Scan the data beneath this task and copy each line that includes "document".

##########

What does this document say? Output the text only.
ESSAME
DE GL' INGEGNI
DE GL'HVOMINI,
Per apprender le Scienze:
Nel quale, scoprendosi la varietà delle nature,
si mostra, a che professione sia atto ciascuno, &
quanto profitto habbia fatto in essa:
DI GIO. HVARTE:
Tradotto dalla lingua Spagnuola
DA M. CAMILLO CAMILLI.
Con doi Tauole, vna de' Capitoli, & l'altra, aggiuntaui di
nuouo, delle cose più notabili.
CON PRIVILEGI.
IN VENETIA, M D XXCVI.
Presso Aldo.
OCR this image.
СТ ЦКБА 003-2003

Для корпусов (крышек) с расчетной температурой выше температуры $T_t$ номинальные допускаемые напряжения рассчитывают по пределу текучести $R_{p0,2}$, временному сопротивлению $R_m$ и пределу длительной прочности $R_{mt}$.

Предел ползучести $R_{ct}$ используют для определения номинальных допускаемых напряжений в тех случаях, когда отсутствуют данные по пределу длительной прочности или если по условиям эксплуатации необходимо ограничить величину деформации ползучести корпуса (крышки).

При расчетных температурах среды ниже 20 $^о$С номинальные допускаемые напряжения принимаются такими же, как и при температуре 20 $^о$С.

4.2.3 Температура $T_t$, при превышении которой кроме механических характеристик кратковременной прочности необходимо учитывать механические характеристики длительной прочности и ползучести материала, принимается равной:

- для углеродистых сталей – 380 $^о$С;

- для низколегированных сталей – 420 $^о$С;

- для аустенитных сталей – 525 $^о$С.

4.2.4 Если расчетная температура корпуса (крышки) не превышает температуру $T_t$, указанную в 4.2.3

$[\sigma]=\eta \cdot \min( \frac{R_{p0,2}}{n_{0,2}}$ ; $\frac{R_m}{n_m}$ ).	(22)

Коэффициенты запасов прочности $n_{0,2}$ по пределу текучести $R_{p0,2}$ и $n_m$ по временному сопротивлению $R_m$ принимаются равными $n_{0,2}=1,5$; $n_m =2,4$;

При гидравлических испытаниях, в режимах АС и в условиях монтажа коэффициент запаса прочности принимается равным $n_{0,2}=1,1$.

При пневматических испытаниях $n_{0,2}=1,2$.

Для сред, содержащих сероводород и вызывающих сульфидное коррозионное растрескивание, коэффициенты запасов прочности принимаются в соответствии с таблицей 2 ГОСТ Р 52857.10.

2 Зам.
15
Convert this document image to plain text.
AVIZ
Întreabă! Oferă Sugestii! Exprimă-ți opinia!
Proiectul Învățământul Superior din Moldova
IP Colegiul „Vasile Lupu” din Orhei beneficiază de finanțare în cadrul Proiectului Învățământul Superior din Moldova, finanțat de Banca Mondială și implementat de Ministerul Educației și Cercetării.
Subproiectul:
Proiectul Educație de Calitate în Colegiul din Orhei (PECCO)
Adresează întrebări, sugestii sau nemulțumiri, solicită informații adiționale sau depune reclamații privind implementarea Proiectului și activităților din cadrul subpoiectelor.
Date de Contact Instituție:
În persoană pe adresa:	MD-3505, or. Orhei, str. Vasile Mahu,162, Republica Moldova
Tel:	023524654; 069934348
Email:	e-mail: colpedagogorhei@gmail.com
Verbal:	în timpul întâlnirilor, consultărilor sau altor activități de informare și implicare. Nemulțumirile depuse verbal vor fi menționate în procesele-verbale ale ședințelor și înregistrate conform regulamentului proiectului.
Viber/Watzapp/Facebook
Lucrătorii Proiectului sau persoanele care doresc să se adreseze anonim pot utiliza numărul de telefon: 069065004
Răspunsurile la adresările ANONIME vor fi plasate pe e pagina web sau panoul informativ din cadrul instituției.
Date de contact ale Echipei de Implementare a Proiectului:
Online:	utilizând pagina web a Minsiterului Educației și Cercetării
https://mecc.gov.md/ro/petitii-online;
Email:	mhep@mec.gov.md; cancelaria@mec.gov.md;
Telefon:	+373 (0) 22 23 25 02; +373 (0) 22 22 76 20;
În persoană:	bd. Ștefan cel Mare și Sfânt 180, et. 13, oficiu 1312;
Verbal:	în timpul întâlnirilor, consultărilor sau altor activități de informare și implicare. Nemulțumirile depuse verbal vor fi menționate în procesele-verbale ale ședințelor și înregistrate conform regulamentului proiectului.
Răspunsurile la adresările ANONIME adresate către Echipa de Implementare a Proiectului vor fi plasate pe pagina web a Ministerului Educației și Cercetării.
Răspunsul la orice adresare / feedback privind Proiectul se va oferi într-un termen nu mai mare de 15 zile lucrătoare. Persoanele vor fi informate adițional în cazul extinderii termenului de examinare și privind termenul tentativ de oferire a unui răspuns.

##########

> Response below
What does this document say? Output the text only.
Convert this document image to plain text.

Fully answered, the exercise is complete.